WHAT YOU NEED TO DO:
Keep the pictures out of the copy and repeat the records exactly.

EXTRACTED DATA:

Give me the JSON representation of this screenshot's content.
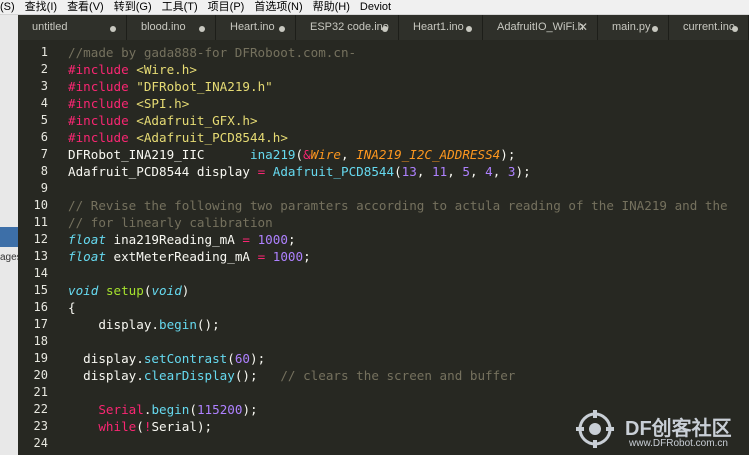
{
  "menubar": {
    "items": [
      "(S)",
      "查找(I)",
      "查看(V)",
      "转到(G)",
      "工具(T)",
      "项目(P)",
      "首选项(N)",
      "帮助(H)",
      "Deviot"
    ]
  },
  "sidebar": {
    "label": "ages"
  },
  "tabs": [
    {
      "label": "untitled",
      "state": "modified"
    },
    {
      "label": "blood.ino",
      "state": "modified"
    },
    {
      "label": "Heart.ino",
      "state": "modified"
    },
    {
      "label": "ESP32 code.ino",
      "state": "modified"
    },
    {
      "label": "Heart1.ino",
      "state": "modified"
    },
    {
      "label": "AdafruitIO_WiFi.h",
      "state": "close"
    },
    {
      "label": "main.py",
      "state": "modified"
    },
    {
      "label": "current.ino",
      "state": "modified"
    }
  ],
  "code": {
    "l1": {
      "n": "1",
      "t": [
        "//made by gada888-for DFRoboot.com.cn-"
      ]
    },
    "l2": {
      "n": "2",
      "t": [
        "#include",
        " ",
        "<Wire.h>"
      ]
    },
    "l3": {
      "n": "3",
      "t": [
        "#include",
        " ",
        "\"DFRobot_INA219.h\""
      ]
    },
    "l4": {
      "n": "4",
      "t": [
        "#include",
        " ",
        "<SPI.h>"
      ]
    },
    "l5": {
      "n": "5",
      "t": [
        "#include",
        " ",
        "<Adafruit_GFX.h>"
      ]
    },
    "l6": {
      "n": "6",
      "t": [
        "#include",
        " ",
        "<Adafruit_PCD8544.h>"
      ]
    },
    "l7": {
      "n": "7",
      "t": [
        "DFRobot_INA219_IIC      ",
        "ina219",
        "(",
        "&",
        "Wire",
        ", ",
        "INA219_I2C_ADDRESS4",
        ");"
      ]
    },
    "l8": {
      "n": "8",
      "t": [
        "Adafruit_PCD8544 display ",
        "=",
        " ",
        "Adafruit_PCD8544",
        "(",
        "13",
        ", ",
        "11",
        ", ",
        "5",
        ", ",
        "4",
        ", ",
        "3",
        ");"
      ]
    },
    "l9": {
      "n": "9",
      "t": []
    },
    "l10": {
      "n": "10",
      "t": [
        "// Revise the following two paramters according to actula reading of the INA219 and the"
      ]
    },
    "l11": {
      "n": "11",
      "t": [
        "// for linearly calibration"
      ]
    },
    "l12": {
      "n": "12",
      "t": [
        "float",
        " ina219Reading_mA ",
        "=",
        " ",
        "1000",
        ";"
      ]
    },
    "l13": {
      "n": "13",
      "t": [
        "float",
        " extMeterReading_mA ",
        "=",
        " ",
        "1000",
        ";"
      ]
    },
    "l14": {
      "n": "14",
      "t": []
    },
    "l15": {
      "n": "15",
      "t": [
        "void",
        " ",
        "setup",
        "(",
        "void",
        ")"
      ]
    },
    "l16": {
      "n": "16",
      "t": [
        "{"
      ]
    },
    "l17": {
      "n": "17",
      "t": [
        "    display.",
        "begin",
        "();"
      ]
    },
    "l18": {
      "n": "18",
      "t": []
    },
    "l19": {
      "n": "19",
      "t": [
        "  display.",
        "setContrast",
        "(",
        "60",
        ");"
      ]
    },
    "l20": {
      "n": "20",
      "t": [
        "  display.",
        "clearDisplay",
        "();",
        "   ",
        "// clears the screen and buffer"
      ]
    },
    "l21": {
      "n": "21",
      "t": []
    },
    "l22": {
      "n": "22",
      "t": [
        "    ",
        "Serial",
        ".",
        "begin",
        "(",
        "115200",
        ");"
      ]
    },
    "l23": {
      "n": "23",
      "t": [
        "    ",
        "while",
        "(",
        "!",
        "Serial",
        ");"
      ]
    },
    "l24": {
      "n": "24",
      "t": []
    }
  },
  "watermark": {
    "title": "DF创客社区",
    "url": "www.DFRobot.com.cn"
  },
  "colors": {
    "background": "#272822",
    "comment": "#75715e",
    "keyword": "#f92672",
    "string": "#e6db74",
    "function": "#66d9ef",
    "number": "#ae81ff",
    "constant": "#fd971f"
  }
}
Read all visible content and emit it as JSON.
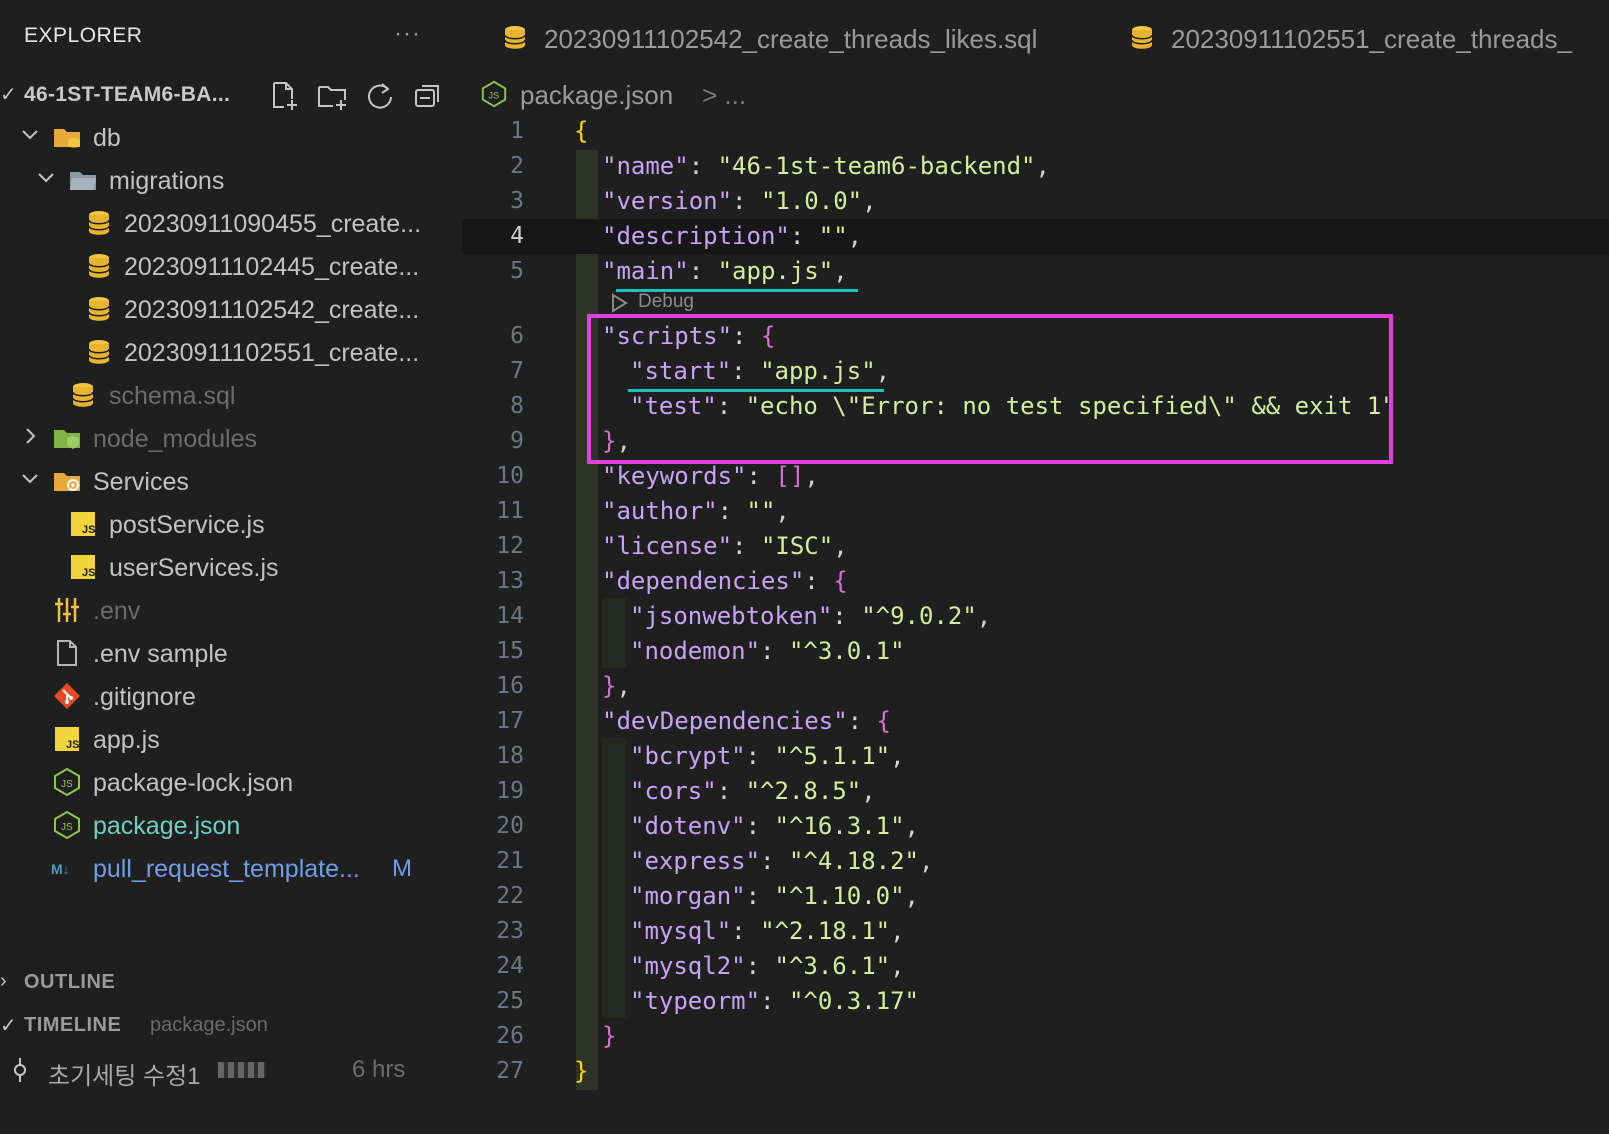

RESULT FOR THIS TASK:
Give me the JSON representation of this screenshot's content.
{
  "menubar": {
    "items": [
      "(S)",
      "查找(I)",
      "查看(V)",
      "转到(G)",
      "工具(T)",
      "项目(P)",
      "首选项(N)",
      "帮助(H)",
      "Deviot"
    ]
  },
  "sidebar": {
    "label": "ages"
  },
  "tabs": [
    {
      "label": "untitled",
      "state": "modified"
    },
    {
      "label": "blood.ino",
      "state": "modified"
    },
    {
      "label": "Heart.ino",
      "state": "modified"
    },
    {
      "label": "ESP32 code.ino",
      "state": "modified"
    },
    {
      "label": "Heart1.ino",
      "state": "modified"
    },
    {
      "label": "AdafruitIO_WiFi.h",
      "state": "close"
    },
    {
      "label": "main.py",
      "state": "modified"
    },
    {
      "label": "current.ino",
      "state": "modified"
    }
  ],
  "code": {
    "l1": {
      "n": "1",
      "t": [
        "//made by gada888-for DFRoboot.com.cn-"
      ]
    },
    "l2": {
      "n": "2",
      "t": [
        "#include",
        " ",
        "<Wire.h>"
      ]
    },
    "l3": {
      "n": "3",
      "t": [
        "#include",
        " ",
        "\"DFRobot_INA219.h\""
      ]
    },
    "l4": {
      "n": "4",
      "t": [
        "#include",
        " ",
        "<SPI.h>"
      ]
    },
    "l5": {
      "n": "5",
      "t": [
        "#include",
        " ",
        "<Adafruit_GFX.h>"
      ]
    },
    "l6": {
      "n": "6",
      "t": [
        "#include",
        " ",
        "<Adafruit_PCD8544.h>"
      ]
    },
    "l7": {
      "n": "7",
      "t": [
        "DFRobot_INA219_IIC      ",
        "ina219",
        "(",
        "&",
        "Wire",
        ", ",
        "INA219_I2C_ADDRESS4",
        ");"
      ]
    },
    "l8": {
      "n": "8",
      "t": [
        "Adafruit_PCD8544 display ",
        "=",
        " ",
        "Adafruit_PCD8544",
        "(",
        "13",
        ", ",
        "11",
        ", ",
        "5",
        ", ",
        "4",
        ", ",
        "3",
        ");"
      ]
    },
    "l9": {
      "n": "9",
      "t": []
    },
    "l10": {
      "n": "10",
      "t": [
        "// Revise the following two paramters according to actula reading of the INA219 and the"
      ]
    },
    "l11": {
      "n": "11",
      "t": [
        "// for linearly calibration"
      ]
    },
    "l12": {
      "n": "12",
      "t": [
        "float",
        " ina219Reading_mA ",
        "=",
        " ",
        "1000",
        ";"
      ]
    },
    "l13": {
      "n": "13",
      "t": [
        "float",
        " extMeterReading_mA ",
        "=",
        " ",
        "1000",
        ";"
      ]
    },
    "l14": {
      "n": "14",
      "t": []
    },
    "l15": {
      "n": "15",
      "t": [
        "void",
        " ",
        "setup",
        "(",
        "void",
        ")"
      ]
    },
    "l16": {
      "n": "16",
      "t": [
        "{"
      ]
    },
    "l17": {
      "n": "17",
      "t": [
        "    display.",
        "begin",
        "();"
      ]
    },
    "l18": {
      "n": "18",
      "t": []
    },
    "l19": {
      "n": "19",
      "t": [
        "  display.",
        "setContrast",
        "(",
        "60",
        ");"
      ]
    },
    "l20": {
      "n": "20",
      "t": [
        "  display.",
        "clearDisplay",
        "();",
        "   ",
        "// clears the screen and buffer"
      ]
    },
    "l21": {
      "n": "21",
      "t": []
    },
    "l22": {
      "n": "22",
      "t": [
        "    ",
        "Serial",
        ".",
        "begin",
        "(",
        "115200",
        ");"
      ]
    },
    "l23": {
      "n": "23",
      "t": [
        "    ",
        "while",
        "(",
        "!",
        "Serial",
        ");"
      ]
    },
    "l24": {
      "n": "24",
      "t": []
    }
  },
  "watermark": {
    "title": "DF创客社区",
    "url": "www.DFRobot.com.cn"
  },
  "colors": {
    "background": "#272822",
    "comment": "#75715e",
    "keyword": "#f92672",
    "string": "#e6db74",
    "function": "#66d9ef",
    "number": "#ae81ff",
    "constant": "#fd971f"
  }
}
Read all visible content and emit it as JSON.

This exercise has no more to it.